## SET PROBLEM
In the listing below, identify each line with the word "range" and return those lines.

──────── LISTED RECORDS ────────

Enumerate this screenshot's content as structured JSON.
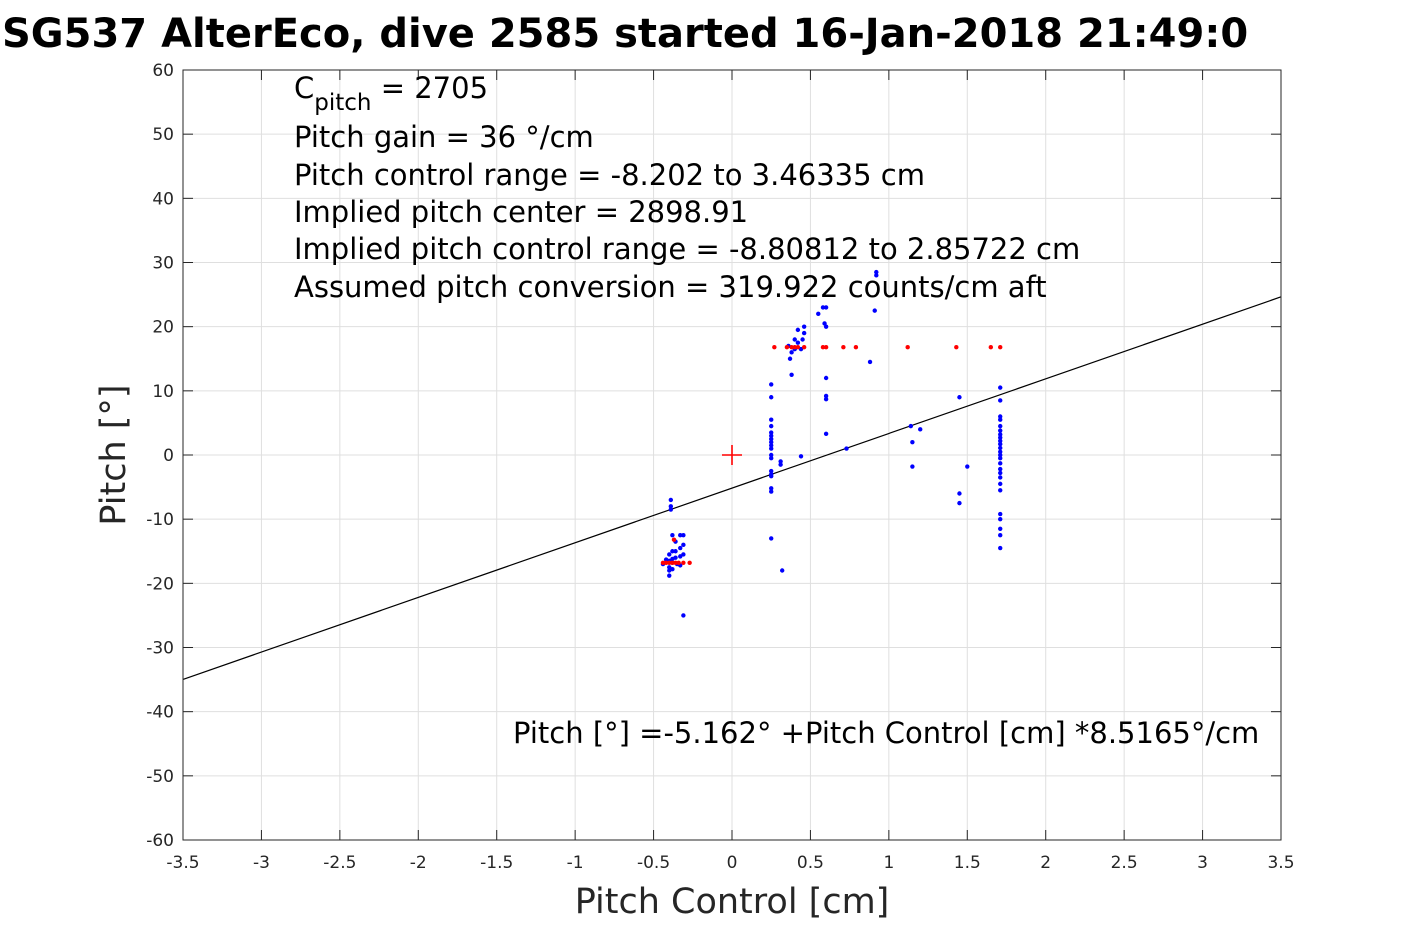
{
  "chart_data": {
    "type": "scatter",
    "title": "SG537 AlterEco, dive 2585 started 16-Jan-2018 21:49:0",
    "xlabel": "Pitch Control [cm]",
    "ylabel": "Pitch [°]",
    "xlim": [
      -3.5,
      3.5
    ],
    "ylim": [
      -60,
      60
    ],
    "xticks": [
      "-3.5",
      "-3",
      "-2.5",
      "-2",
      "-1.5",
      "-1",
      "-0.5",
      "0",
      "0.5",
      "1",
      "1.5",
      "2",
      "2.5",
      "3",
      "3.5"
    ],
    "yticks": [
      "-60",
      "-50",
      "-40",
      "-30",
      "-20",
      "-10",
      "0",
      "10",
      "20",
      "30",
      "40",
      "50",
      "60"
    ],
    "grid": true,
    "colors": {
      "observed": "#0000ff",
      "model": "#ff0000",
      "fit": "#000000",
      "center": "#ff0000"
    },
    "annotations": {
      "c_pitch_main": "C",
      "c_pitch_sub": "pitch",
      "c_pitch_value": " = 2705",
      "pitch_gain": "Pitch gain = 36 °/cm",
      "pitch_control_range": "Pitch control range = -8.202 to 3.46335 cm",
      "implied_pitch_center": "Implied pitch center = 2898.91",
      "implied_pitch_control_range": "Implied pitch control range = -8.80812 to 2.85722 cm",
      "assumed_pitch_conversion": "Assumed pitch conversion = 319.922 counts/cm aft",
      "fit_equation": "Pitch [°] =-5.162° +Pitch Control [cm] *8.5165°/cm"
    },
    "fit_line": {
      "intercept": -5.162,
      "slope": 8.5165
    },
    "center_marker": {
      "x": 0,
      "y": 0
    },
    "series": [
      {
        "kind": "observed",
        "points": [
          [
            -0.39,
            -7
          ],
          [
            -0.39,
            -8
          ],
          [
            -0.39,
            -8.5
          ],
          [
            -0.38,
            -12.5
          ],
          [
            -0.33,
            -12.5
          ],
          [
            -0.31,
            -12.5
          ],
          [
            -0.36,
            -13.5
          ],
          [
            -0.31,
            -14
          ],
          [
            -0.33,
            -14.5
          ],
          [
            -0.36,
            -15
          ],
          [
            -0.38,
            -15
          ],
          [
            -0.4,
            -15.5
          ],
          [
            -0.31,
            -15.5
          ],
          [
            -0.33,
            -15.8
          ],
          [
            -0.36,
            -16
          ],
          [
            -0.38,
            -16.2
          ],
          [
            -0.42,
            -16.3
          ],
          [
            -0.4,
            -16.5
          ],
          [
            -0.38,
            -16.8
          ],
          [
            -0.35,
            -17
          ],
          [
            -0.44,
            -17
          ],
          [
            -0.4,
            -17.5
          ],
          [
            -0.38,
            -17.8
          ],
          [
            -0.33,
            -17.2
          ],
          [
            -0.4,
            -18
          ],
          [
            -0.4,
            -18.8
          ],
          [
            -0.31,
            -25
          ],
          [
            0.25,
            11
          ],
          [
            0.25,
            9
          ],
          [
            0.25,
            5.5
          ],
          [
            0.25,
            4.5
          ],
          [
            0.25,
            3.5
          ],
          [
            0.25,
            3
          ],
          [
            0.25,
            2.5
          ],
          [
            0.25,
            2
          ],
          [
            0.25,
            1.5
          ],
          [
            0.25,
            1
          ],
          [
            0.25,
            0
          ],
          [
            0.25,
            -0.5
          ],
          [
            0.25,
            -2.5
          ],
          [
            0.25,
            -3
          ],
          [
            0.25,
            -3.3
          ],
          [
            0.25,
            -5.2
          ],
          [
            0.25,
            -5.7
          ],
          [
            0.25,
            -13
          ],
          [
            0.31,
            -1
          ],
          [
            0.31,
            -1.5
          ],
          [
            0.32,
            -18
          ],
          [
            0.36,
            17
          ],
          [
            0.37,
            15
          ],
          [
            0.38,
            12.5
          ],
          [
            0.38,
            16
          ],
          [
            0.4,
            16.5
          ],
          [
            0.4,
            18
          ],
          [
            0.42,
            19.5
          ],
          [
            0.42,
            17.5
          ],
          [
            0.44,
            16.5
          ],
          [
            0.45,
            18
          ],
          [
            0.46,
            19
          ],
          [
            0.46,
            20
          ],
          [
            0.44,
            -0.2
          ],
          [
            0.55,
            22
          ],
          [
            0.58,
            23
          ],
          [
            0.59,
            20.5
          ],
          [
            0.6,
            20
          ],
          [
            0.6,
            23
          ],
          [
            0.6,
            12
          ],
          [
            0.6,
            9.2
          ],
          [
            0.6,
            8.7
          ],
          [
            0.6,
            3.3
          ],
          [
            0.73,
            1
          ],
          [
            0.88,
            14.5
          ],
          [
            0.91,
            22.5
          ],
          [
            0.92,
            28
          ],
          [
            0.92,
            28.5
          ],
          [
            1.14,
            4.5
          ],
          [
            1.15,
            2
          ],
          [
            1.15,
            -1.8
          ],
          [
            1.2,
            4
          ],
          [
            1.45,
            9
          ],
          [
            1.45,
            -6
          ],
          [
            1.45,
            -7.5
          ],
          [
            1.5,
            -1.8
          ],
          [
            1.71,
            10.5
          ],
          [
            1.71,
            8.5
          ],
          [
            1.71,
            6
          ],
          [
            1.71,
            5.5
          ],
          [
            1.71,
            4.5
          ],
          [
            1.71,
            3.8
          ],
          [
            1.71,
            3.2
          ],
          [
            1.71,
            2.7
          ],
          [
            1.71,
            2.2
          ],
          [
            1.71,
            1.7
          ],
          [
            1.71,
            1.1
          ],
          [
            1.71,
            0.5
          ],
          [
            1.71,
            0
          ],
          [
            1.71,
            -0.5
          ],
          [
            1.71,
            -1.3
          ],
          [
            1.71,
            -2.2
          ],
          [
            1.71,
            -2.8
          ],
          [
            1.71,
            -3.5
          ],
          [
            1.71,
            -4.5
          ],
          [
            1.71,
            -5.5
          ],
          [
            1.71,
            -9.2
          ],
          [
            1.71,
            -10
          ],
          [
            1.71,
            -11.5
          ],
          [
            1.71,
            -12.5
          ],
          [
            1.71,
            -14.5
          ]
        ]
      },
      {
        "kind": "model",
        "points": [
          [
            -0.44,
            -16.8
          ],
          [
            -0.42,
            -16.8
          ],
          [
            -0.4,
            -16.8
          ],
          [
            -0.38,
            -16.8
          ],
          [
            -0.36,
            -16.8
          ],
          [
            -0.34,
            -16.8
          ],
          [
            -0.31,
            -16.8
          ],
          [
            -0.27,
            -16.8
          ],
          [
            -0.37,
            -13.2
          ],
          [
            0.27,
            16.8
          ],
          [
            0.35,
            16.8
          ],
          [
            0.38,
            16.8
          ],
          [
            0.4,
            16.8
          ],
          [
            0.42,
            16.8
          ],
          [
            0.46,
            16.8
          ],
          [
            0.58,
            16.8
          ],
          [
            0.6,
            16.8
          ],
          [
            0.71,
            16.8
          ],
          [
            0.79,
            16.8
          ],
          [
            1.12,
            16.8
          ],
          [
            1.43,
            16.8
          ],
          [
            1.65,
            16.8
          ],
          [
            1.71,
            16.8
          ]
        ]
      }
    ]
  }
}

────────

## SOLUTION TO THIS PROBLEM
      "pitch_control_range": "Pitch control range = -8.202 to 3.46335 cm",
      "implied_pitch_control_range": "Implied pitch control range = -8.80812 to 2.85722 cm",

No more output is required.